- GIVEN TASK -
The records should be repeated word for word, pictures excluded.

┌──

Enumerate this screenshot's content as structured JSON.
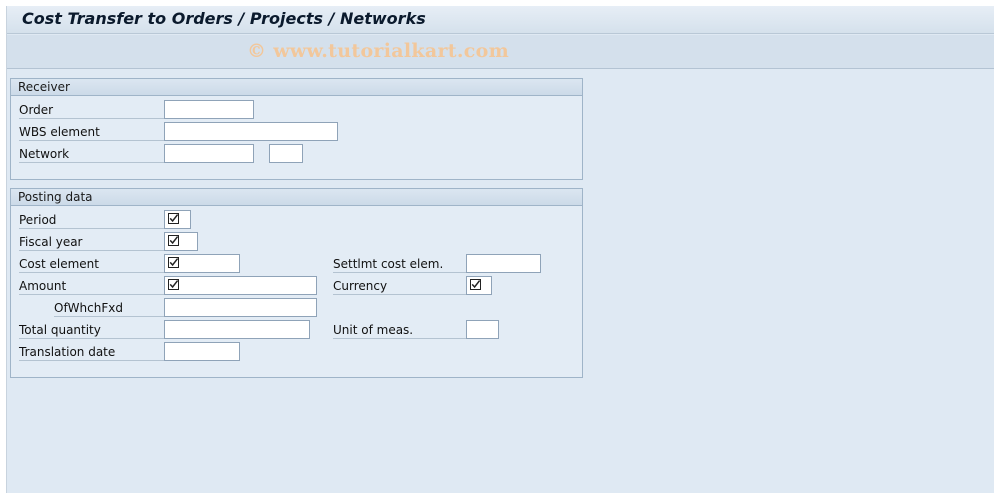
{
  "window": {
    "title": "Cost Transfer to Orders / Projects / Networks"
  },
  "watermark": "© www.tutorialkart.com",
  "receiver": {
    "title": "Receiver",
    "order_label": "Order",
    "order_value": "",
    "wbs_label": "WBS element",
    "wbs_value": "",
    "network_label": "Network",
    "network_value": "",
    "activity_value": ""
  },
  "posting": {
    "title": "Posting data",
    "period_label": "Period",
    "fiscal_year_label": "Fiscal year",
    "cost_element_label": "Cost element",
    "amount_label": "Amount",
    "of_which_fixed_label": "OfWhchFxd",
    "total_quantity_label": "Total quantity",
    "translation_date_label": "Translation date",
    "settlement_cost_elem_label": "Settlmt cost elem.",
    "currency_label": "Currency",
    "unit_label": "Unit of meas."
  },
  "icons": {
    "required": "required-checkbox-icon"
  }
}
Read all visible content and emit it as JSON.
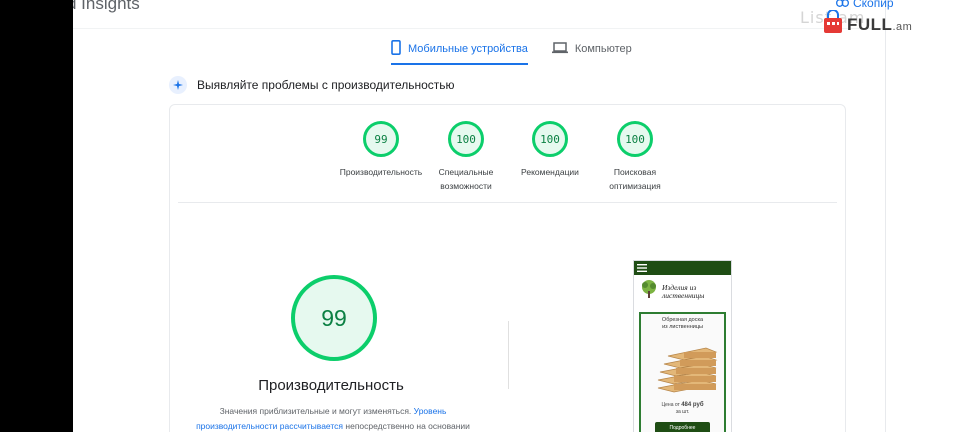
{
  "app_title": "d Insights",
  "copy_link": "Скопир",
  "watermark": "List.am",
  "brand": {
    "name": "FULL",
    "domain": ".am"
  },
  "tabs": [
    {
      "label": "Мобильные устройства",
      "icon": "mobile-phone-icon",
      "active": true
    },
    {
      "label": "Компьютер",
      "icon": "laptop-icon",
      "active": false
    }
  ],
  "section_title": "Выявляйте проблемы с производительностью",
  "gauges": [
    {
      "score": "99",
      "label_line1": "Производительность",
      "label_line2": ""
    },
    {
      "score": "100",
      "label_line1": "Специальные",
      "label_line2": "возможности"
    },
    {
      "score": "100",
      "label_line1": "Рекомендации",
      "label_line2": ""
    },
    {
      "score": "100",
      "label_line1": "Поисковая",
      "label_line2": "оптимизация"
    }
  ],
  "main_score": {
    "score": "99",
    "title": "Производительность",
    "note_part1": "Значения приблизительные и могут изменяться.",
    "note_link1": "Уровень",
    "note_link2": "производительности рассчитывается",
    "note_part2": "непосредственно на основании"
  },
  "preview": {
    "site_title_line1": "Изделия из",
    "site_title_line2": "лиственницы",
    "box_title_line1": "Обрезная доска",
    "box_title_line2": "из лиственницы",
    "price_prefix": "Цена от",
    "price_value": "484 руб",
    "price_unit": "за шт.",
    "button_label": "Подробнее"
  },
  "colors": {
    "pass_green": "#0cce6b",
    "pass_text": "#0b8043",
    "accent_blue": "#1a73e8",
    "site_dark_green": "#1f4d14"
  }
}
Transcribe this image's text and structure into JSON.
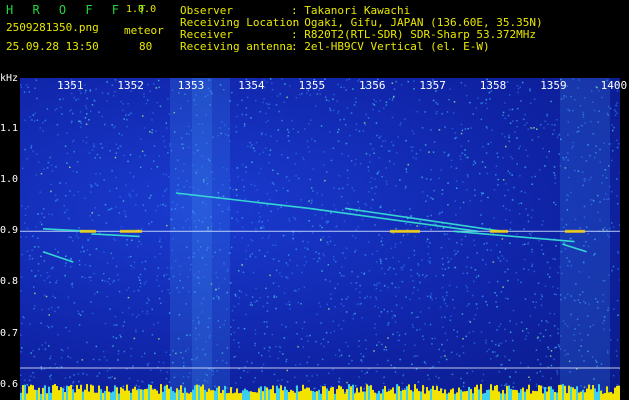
{
  "header": {
    "app_logo": "H R O F F T",
    "app_version": "1.0.0",
    "filename": "2509281350.png",
    "detector_type": "meteor",
    "timestamp": "25.09.28 13:50",
    "meteor_count": "80",
    "fields": [
      {
        "label": "Observer",
        "value": ": Takanori Kawachi"
      },
      {
        "label": "Receiving Location",
        "value": ": Ogaki, Gifu, JAPAN (136.60E, 35.35N)"
      },
      {
        "label": "Receiver",
        "value": ": R820T2(RTL-SDR) SDR-Sharp 53.372MHz"
      },
      {
        "label": "Receiving antenna",
        "value": ": 2el-HB9CV Vertical (el. E-W)"
      }
    ]
  },
  "chart_data": {
    "type": "heatmap",
    "ylabel": "kHz",
    "yticks": [
      "1.1",
      "1.0",
      "0.9",
      "0.8",
      "0.7",
      "0.6"
    ],
    "xticks": [
      "1351",
      "1352",
      "1353",
      "1354",
      "1355",
      "1356",
      "1357",
      "1358",
      "1359",
      "1400"
    ],
    "ylim": [
      0.57,
      1.2
    ],
    "carrier_khz": 0.9,
    "traces": [
      {
        "x": [
          1351.0,
          1351.8
        ],
        "y": [
          0.905,
          0.9
        ]
      },
      {
        "x": [
          1351.8,
          1352.6
        ],
        "y": [
          0.895,
          0.89
        ]
      },
      {
        "x": [
          1353.2,
          1355.4
        ],
        "y": [
          0.975,
          0.945
        ]
      },
      {
        "x": [
          1355.4,
          1358.2
        ],
        "y": [
          0.945,
          0.9
        ]
      },
      {
        "x": [
          1356.0,
          1358.6
        ],
        "y": [
          0.945,
          0.9
        ]
      },
      {
        "x": [
          1357.8,
          1359.8
        ],
        "y": [
          0.9,
          0.88
        ]
      },
      {
        "x": [
          1351.0,
          1351.5
        ],
        "y": [
          0.86,
          0.84
        ]
      },
      {
        "x": [
          1359.6,
          1400.0
        ],
        "y": [
          0.875,
          0.86
        ]
      }
    ],
    "colors": {
      "background": "#0f23a6",
      "trace": "#39e6d6",
      "hot": "#ffd400",
      "carrier": "#d7e8ff"
    }
  }
}
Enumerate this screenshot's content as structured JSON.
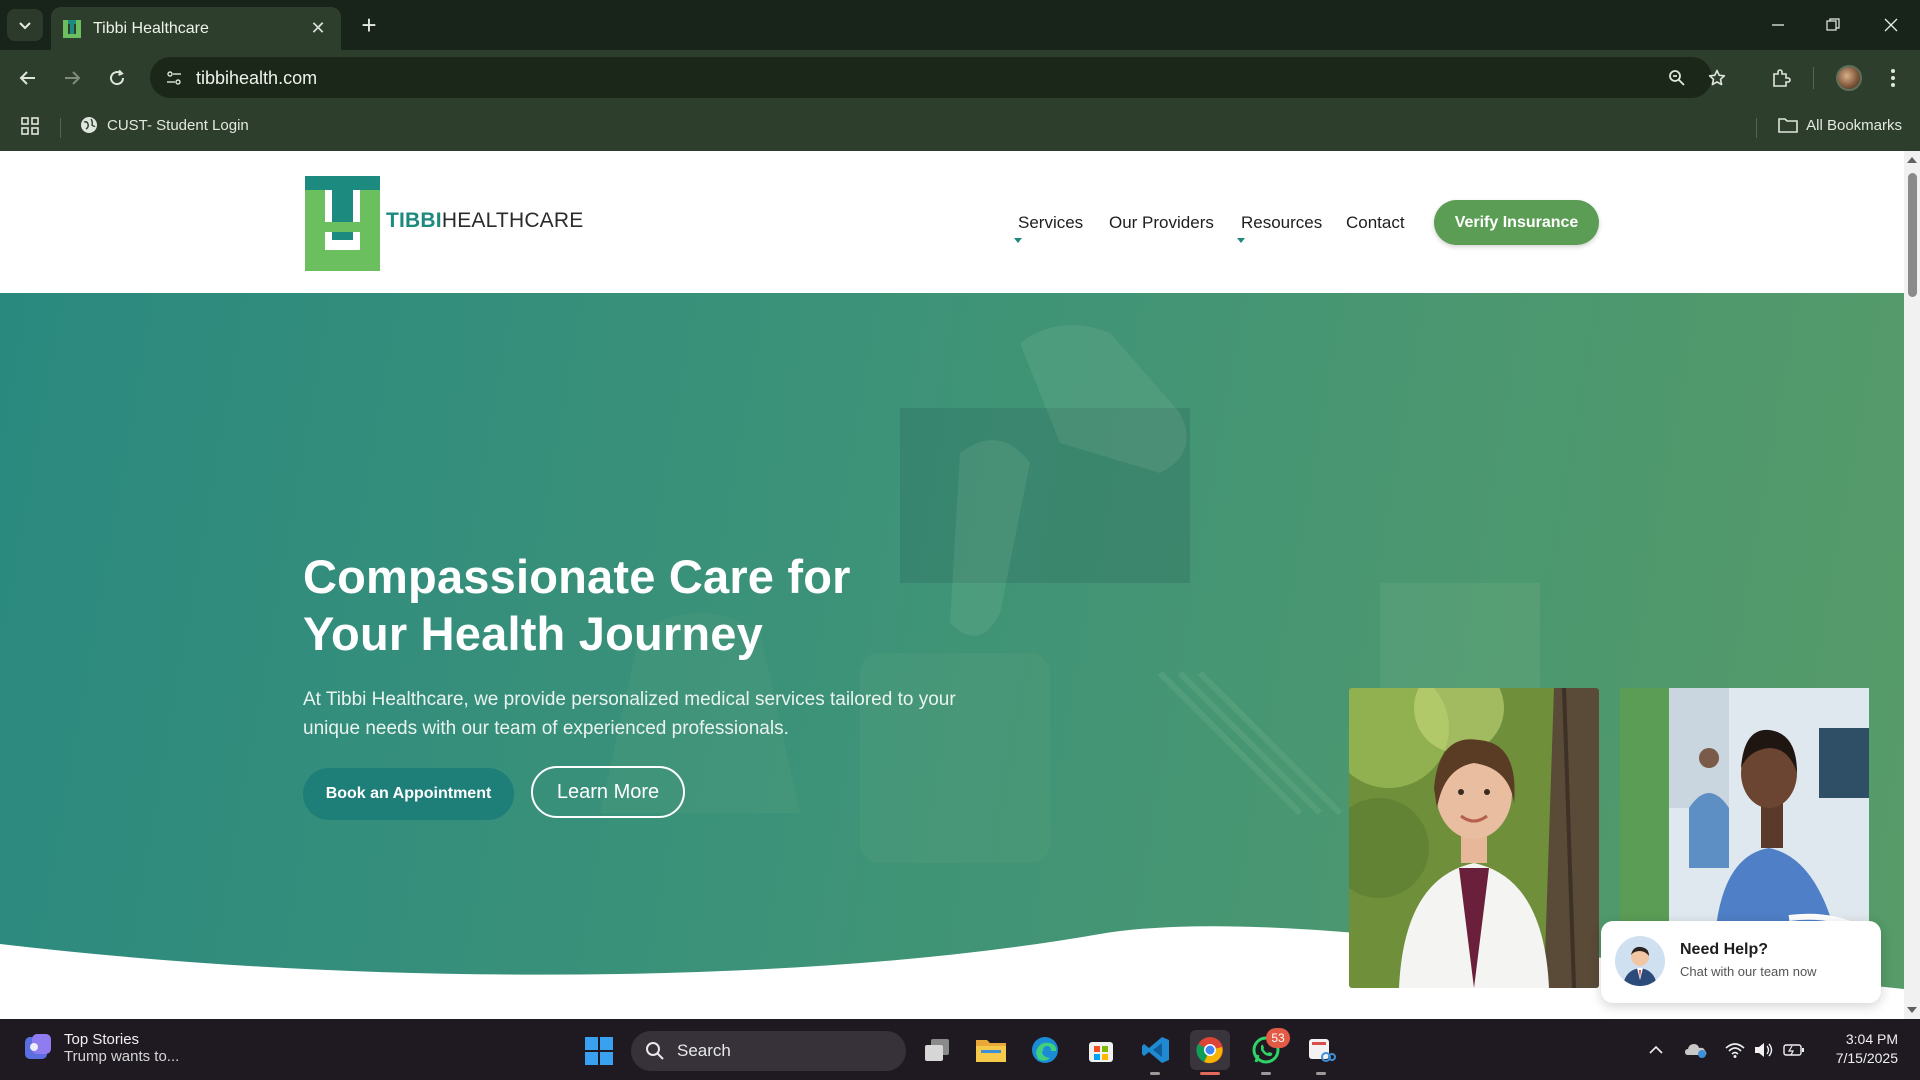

└──

- RESPONSE TO THE EXERCISE -
Enumerate this screenshot's content as structured JSON.
{
  "window": {
    "title": "Cost Transfer to Orders / Projects / Networks"
  },
  "watermark": "© www.tutorialkart.com",
  "receiver": {
    "title": "Receiver",
    "order_label": "Order",
    "order_value": "",
    "wbs_label": "WBS element",
    "wbs_value": "",
    "network_label": "Network",
    "network_value": "",
    "activity_value": ""
  },
  "posting": {
    "title": "Posting data",
    "period_label": "Period",
    "fiscal_year_label": "Fiscal year",
    "cost_element_label": "Cost element",
    "amount_label": "Amount",
    "of_which_fixed_label": "OfWhchFxd",
    "total_quantity_label": "Total quantity",
    "translation_date_label": "Translation date",
    "settlement_cost_elem_label": "Settlmt cost elem.",
    "currency_label": "Currency",
    "unit_label": "Unit of meas."
  },
  "icons": {
    "required": "required-checkbox-icon"
  }
}
Read all visible content and emit it as JSON.
{
  "app_title": "d Insights",
  "copy_link": "Скопир",
  "watermark": "List.am",
  "brand": {
    "name": "FULL",
    "domain": ".am"
  },
  "tabs": [
    {
      "label": "Мобильные устройства",
      "icon": "mobile-phone-icon",
      "active": true
    },
    {
      "label": "Компьютер",
      "icon": "laptop-icon",
      "active": false
    }
  ],
  "section_title": "Выявляйте проблемы с производительностью",
  "gauges": [
    {
      "score": "99",
      "label_line1": "Производительность",
      "label_line2": ""
    },
    {
      "score": "100",
      "label_line1": "Специальные",
      "label_line2": "возможности"
    },
    {
      "score": "100",
      "label_line1": "Рекомендации",
      "label_line2": ""
    },
    {
      "score": "100",
      "label_line1": "Поисковая",
      "label_line2": "оптимизация"
    }
  ],
  "main_score": {
    "score": "99",
    "title": "Производительность",
    "note_part1": "Значения приблизительные и могут изменяться.",
    "note_link1": "Уровень",
    "note_link2": "производительности рассчитывается",
    "note_part2": "непосредственно на основании"
  },
  "preview": {
    "site_title_line1": "Изделия из",
    "site_title_line2": "лиственницы",
    "box_title_line1": "Обрезная доска",
    "box_title_line2": "из лиственницы",
    "price_prefix": "Цена от",
    "price_value": "484 руб",
    "price_unit": "за шт.",
    "button_label": "Подробнее"
  },
  "colors": {
    "pass_green": "#0cce6b",
    "pass_text": "#0b8043",
    "accent_blue": "#1a73e8",
    "site_dark_green": "#1f4d14"
  }
}
Transcribe this image's text and structure into JSON.
{
  "header": {
    "app_logo": "H R O F F T",
    "app_version": "1.0.0",
    "filename": "2509281350.png",
    "detector_type": "meteor",
    "timestamp": "25.09.28 13:50",
    "meteor_count": "80",
    "fields": [
      {
        "label": "Observer",
        "value": ": Takanori Kawachi"
      },
      {
        "label": "Receiving Location",
        "value": ": Ogaki, Gifu, JAPAN (136.60E, 35.35N)"
      },
      {
        "label": "Receiver",
        "value": ": R820T2(RTL-SDR) SDR-Sharp 53.372MHz"
      },
      {
        "label": "Receiving antenna",
        "value": ": 2el-HB9CV Vertical (el. E-W)"
      }
    ]
  },
  "chart_data": {
    "type": "heatmap",
    "ylabel": "kHz",
    "yticks": [
      "1.1",
      "1.0",
      "0.9",
      "0.8",
      "0.7",
      "0.6"
    ],
    "xticks": [
      "1351",
      "1352",
      "1353",
      "1354",
      "1355",
      "1356",
      "1357",
      "1358",
      "1359",
      "1400"
    ],
    "ylim": [
      0.57,
      1.2
    ],
    "carrier_khz": 0.9,
    "traces": [
      {
        "x": [
          1351.0,
          1351.8
        ],
        "y": [
          0.905,
          0.9
        ]
      },
      {
        "x": [
          1351.8,
          1352.6
        ],
        "y": [
          0.895,
          0.89
        ]
      },
      {
        "x": [
          1353.2,
          1355.4
        ],
        "y": [
          0.975,
          0.945
        ]
      },
      {
        "x": [
          1355.4,
          1358.2
        ],
        "y": [
          0.945,
          0.9
        ]
      },
      {
        "x": [
          1356.0,
          1358.6
        ],
        "y": [
          0.945,
          0.9
        ]
      },
      {
        "x": [
          1357.8,
          1359.8
        ],
        "y": [
          0.9,
          0.88
        ]
      },
      {
        "x": [
          1351.0,
          1351.5
        ],
        "y": [
          0.86,
          0.84
        ]
      },
      {
        "x": [
          1359.6,
          1400.0
        ],
        "y": [
          0.875,
          0.86
        ]
      }
    ],
    "colors": {
      "background": "#0f23a6",
      "trace": "#39e6d6",
      "hot": "#ffd400",
      "carrier": "#d7e8ff"
    }
  }
}
Enumerate this screenshot's content as structured JSON.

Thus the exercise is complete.